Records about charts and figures
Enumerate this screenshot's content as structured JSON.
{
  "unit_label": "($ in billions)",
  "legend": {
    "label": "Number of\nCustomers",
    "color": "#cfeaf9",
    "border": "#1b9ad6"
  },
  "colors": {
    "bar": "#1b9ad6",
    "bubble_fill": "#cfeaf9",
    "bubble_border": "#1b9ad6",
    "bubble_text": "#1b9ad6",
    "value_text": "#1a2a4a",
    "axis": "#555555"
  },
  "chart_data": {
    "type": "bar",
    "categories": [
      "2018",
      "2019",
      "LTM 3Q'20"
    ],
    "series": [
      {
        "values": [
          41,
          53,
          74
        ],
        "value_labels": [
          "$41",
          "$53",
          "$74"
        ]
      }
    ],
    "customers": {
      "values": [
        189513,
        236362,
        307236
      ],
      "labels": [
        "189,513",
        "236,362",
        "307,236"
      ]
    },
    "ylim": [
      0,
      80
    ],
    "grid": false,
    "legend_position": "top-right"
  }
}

Given instruction
Retype every entry word for word.

Answer for the task
Enumerate this screenshot's content as structured JSON.
{
  "unit_label": "($ in billions)",
  "legend": {
    "label": "Number of\nCustomers",
    "color": "#cfeaf9",
    "border": "#1b9ad6"
  },
  "colors": {
    "bar": "#1b9ad6",
    "bubble_fill": "#cfeaf9",
    "bubble_border": "#1b9ad6",
    "bubble_text": "#1b9ad6",
    "value_text": "#1a2a4a",
    "axis": "#555555"
  },
  "chart_data": {
    "type": "bar",
    "categories": [
      "2018",
      "2019",
      "LTM 3Q'20"
    ],
    "series": [
      {
        "values": [
          41,
          53,
          74
        ],
        "value_labels": [
          "$41",
          "$53",
          "$74"
        ]
      }
    ],
    "customers": {
      "values": [
        189513,
        236362,
        307236
      ],
      "labels": [
        "189,513",
        "236,362",
        "307,236"
      ]
    },
    "ylim": [
      0,
      80
    ],
    "grid": false,
    "legend_position": "top-right"
  }
}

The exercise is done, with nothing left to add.